EXERCISE OBJECTIVE:
Each line of the listing that contains the word "ended" is to be copied.

DATA FOR THE TASK:
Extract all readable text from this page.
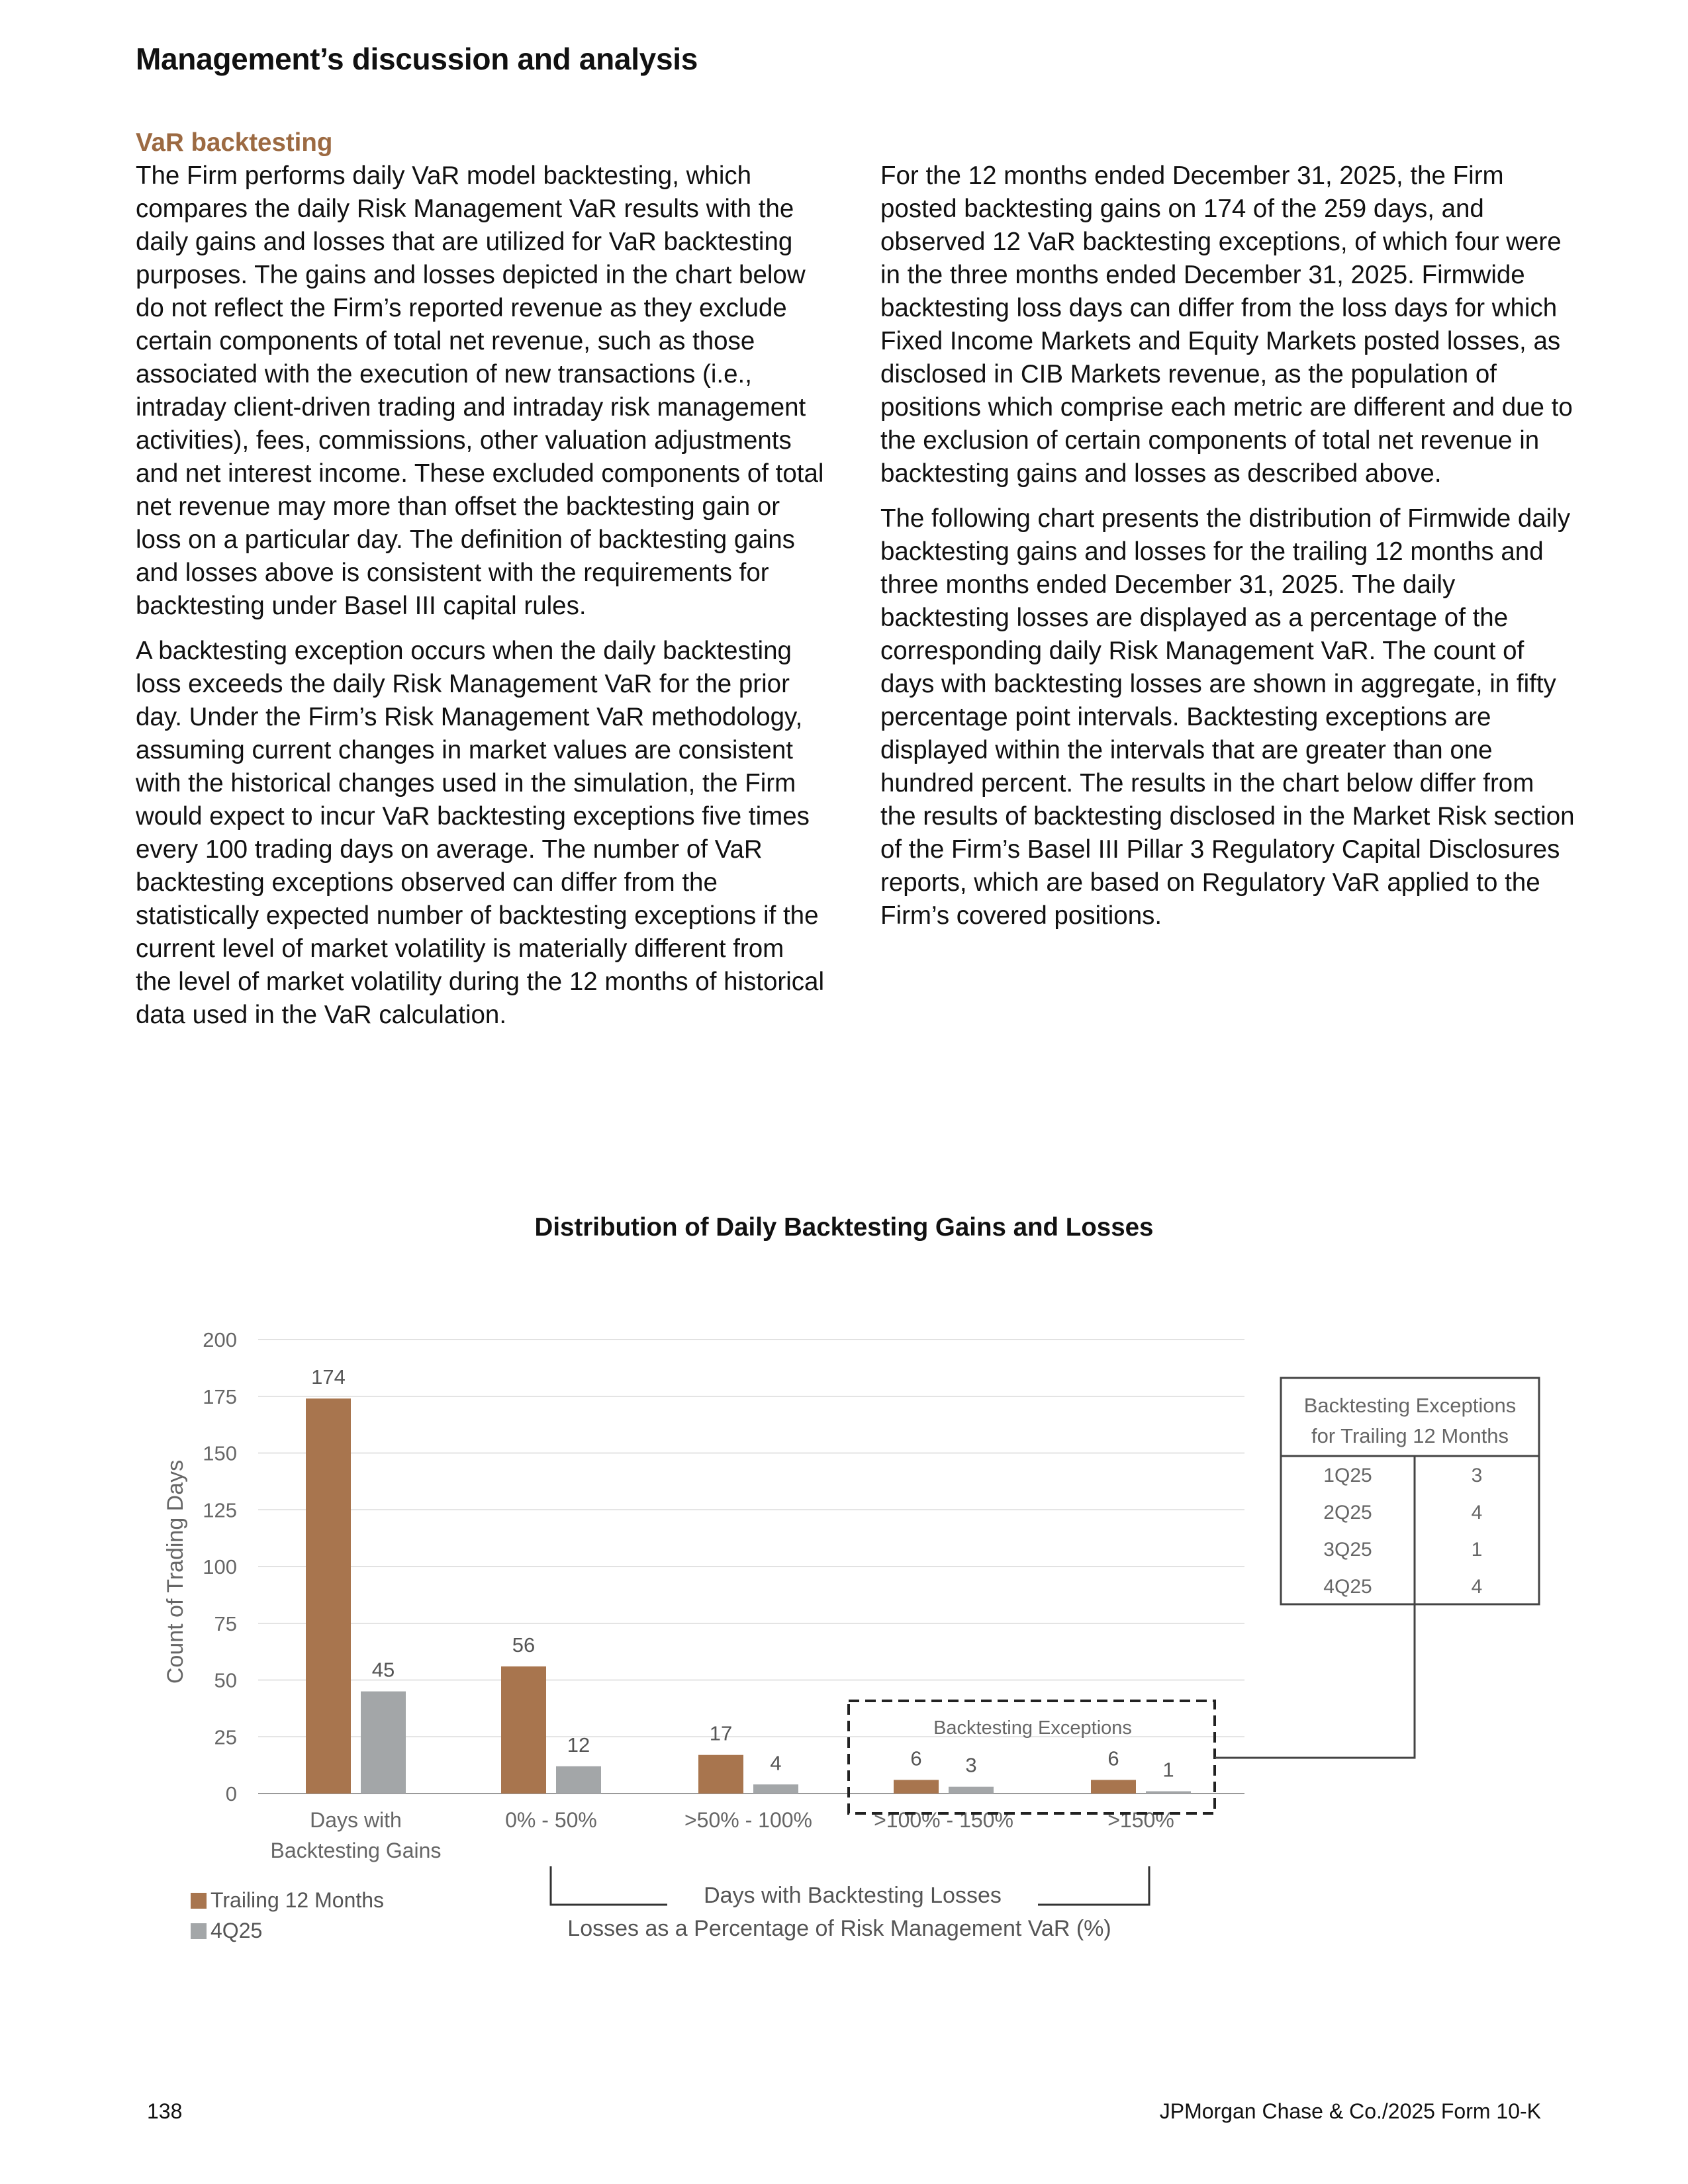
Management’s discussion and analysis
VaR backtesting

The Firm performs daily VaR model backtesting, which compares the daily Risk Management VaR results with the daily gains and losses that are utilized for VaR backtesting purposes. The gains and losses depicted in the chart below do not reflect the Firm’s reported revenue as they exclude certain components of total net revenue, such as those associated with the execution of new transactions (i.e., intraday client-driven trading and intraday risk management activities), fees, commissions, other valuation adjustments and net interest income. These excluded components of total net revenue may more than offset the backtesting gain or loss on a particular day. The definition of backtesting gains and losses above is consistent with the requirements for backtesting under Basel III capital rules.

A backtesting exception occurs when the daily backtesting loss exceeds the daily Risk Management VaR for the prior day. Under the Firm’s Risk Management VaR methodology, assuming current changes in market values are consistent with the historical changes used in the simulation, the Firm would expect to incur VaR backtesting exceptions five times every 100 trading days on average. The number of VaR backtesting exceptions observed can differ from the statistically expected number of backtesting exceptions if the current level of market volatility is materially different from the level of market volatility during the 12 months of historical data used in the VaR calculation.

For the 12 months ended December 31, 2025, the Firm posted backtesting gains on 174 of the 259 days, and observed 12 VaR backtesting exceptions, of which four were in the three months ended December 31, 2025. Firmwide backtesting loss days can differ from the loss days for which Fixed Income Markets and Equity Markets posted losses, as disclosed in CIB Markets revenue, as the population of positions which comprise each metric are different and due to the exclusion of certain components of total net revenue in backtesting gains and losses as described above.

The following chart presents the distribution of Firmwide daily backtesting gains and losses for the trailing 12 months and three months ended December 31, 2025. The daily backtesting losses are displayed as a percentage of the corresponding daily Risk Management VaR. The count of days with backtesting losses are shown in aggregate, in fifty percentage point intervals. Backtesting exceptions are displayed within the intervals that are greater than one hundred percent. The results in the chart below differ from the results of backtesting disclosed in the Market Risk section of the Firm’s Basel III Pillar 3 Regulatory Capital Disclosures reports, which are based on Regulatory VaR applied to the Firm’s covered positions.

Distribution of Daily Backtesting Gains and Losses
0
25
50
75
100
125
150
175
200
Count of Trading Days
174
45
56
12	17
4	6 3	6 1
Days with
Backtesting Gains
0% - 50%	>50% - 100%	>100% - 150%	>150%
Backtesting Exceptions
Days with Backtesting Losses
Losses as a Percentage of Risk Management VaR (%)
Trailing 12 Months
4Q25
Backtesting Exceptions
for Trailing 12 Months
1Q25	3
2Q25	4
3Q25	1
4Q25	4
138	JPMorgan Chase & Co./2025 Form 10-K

--

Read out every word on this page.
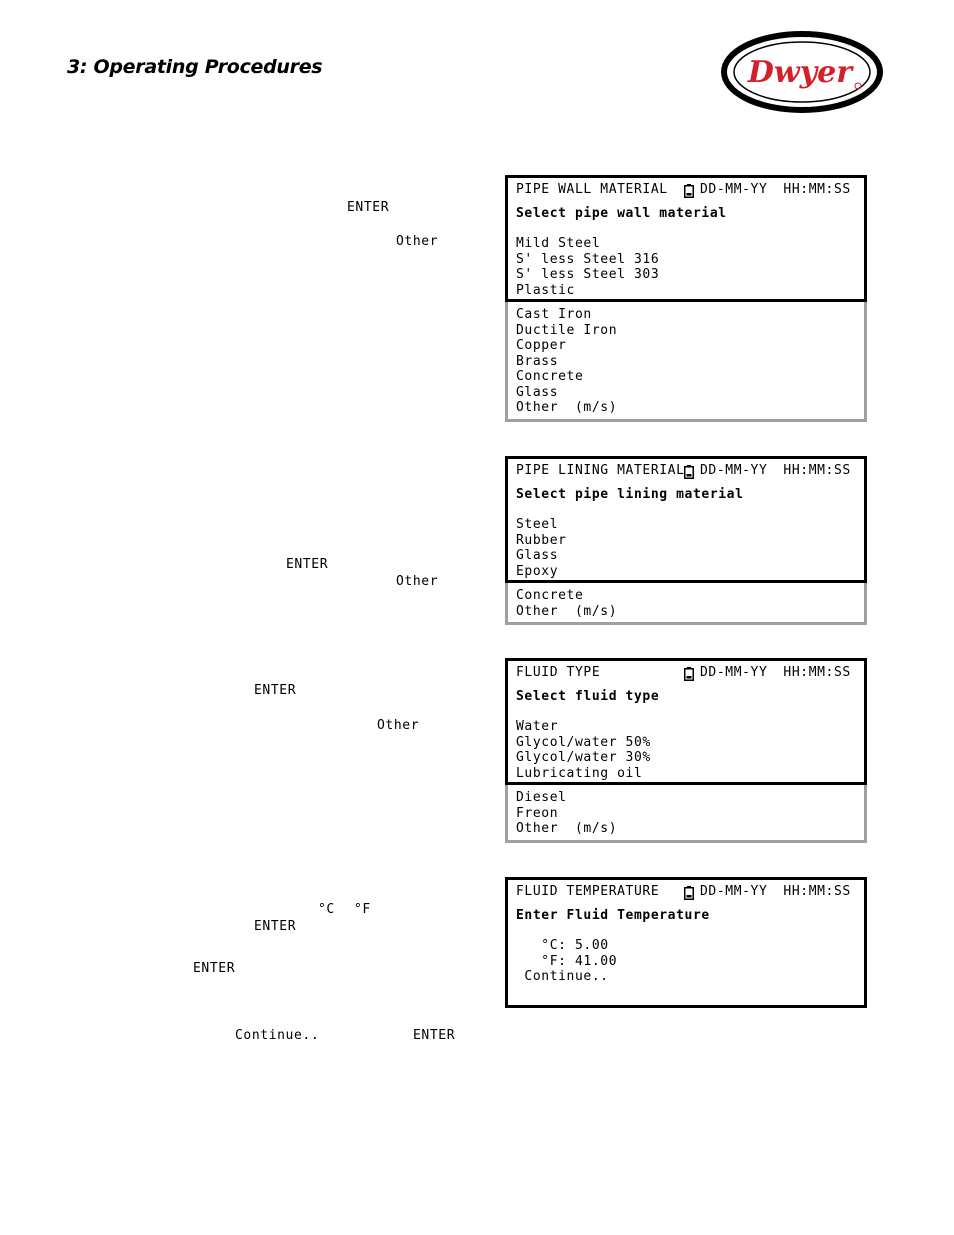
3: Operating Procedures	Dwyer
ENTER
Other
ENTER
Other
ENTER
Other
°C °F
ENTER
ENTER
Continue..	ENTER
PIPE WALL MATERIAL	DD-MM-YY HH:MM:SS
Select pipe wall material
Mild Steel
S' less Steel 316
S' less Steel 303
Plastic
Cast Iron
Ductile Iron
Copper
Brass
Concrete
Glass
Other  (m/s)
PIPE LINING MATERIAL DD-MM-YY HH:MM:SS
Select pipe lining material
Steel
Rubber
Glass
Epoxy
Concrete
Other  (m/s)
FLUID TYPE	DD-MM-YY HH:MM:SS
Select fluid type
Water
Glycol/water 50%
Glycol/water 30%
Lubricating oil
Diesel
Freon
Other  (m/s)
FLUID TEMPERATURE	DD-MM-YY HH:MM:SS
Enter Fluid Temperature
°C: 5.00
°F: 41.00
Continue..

SOLUTION:
For the 12 months ended December 31, 2025, the Firm posted backtesting gains on 174 of the 259 days, and observed 12 VaR backtesting exceptions, of which four were in the three months ended December 31, 2025. Firmwide backtesting loss days can differ from the loss days for which Fixed Income Markets and Equity Markets posted losses, as disclosed in CIB Markets revenue, as the population of positions which comprise each metric are different and due to the exclusion of certain components of total net revenue in backtesting gains and losses as described above.
The following chart presents the distribution of Firmwide daily backtesting gains and losses for the trailing 12 months and three months ended December 31, 2025. The daily backtesting losses are displayed as a percentage of the corresponding daily Risk Management VaR. The count of days with backtesting losses are shown in aggregate, in fifty percentage point intervals. Backtesting exceptions are displayed within the intervals that are greater than one hundred percent. The results in the chart below differ from the results of backtesting disclosed in the Market Risk section of the Firm’s Basel III Pillar 3 Regulatory Capital Disclosures reports, which are based on Regulatory VaR applied to the Firm’s covered positions.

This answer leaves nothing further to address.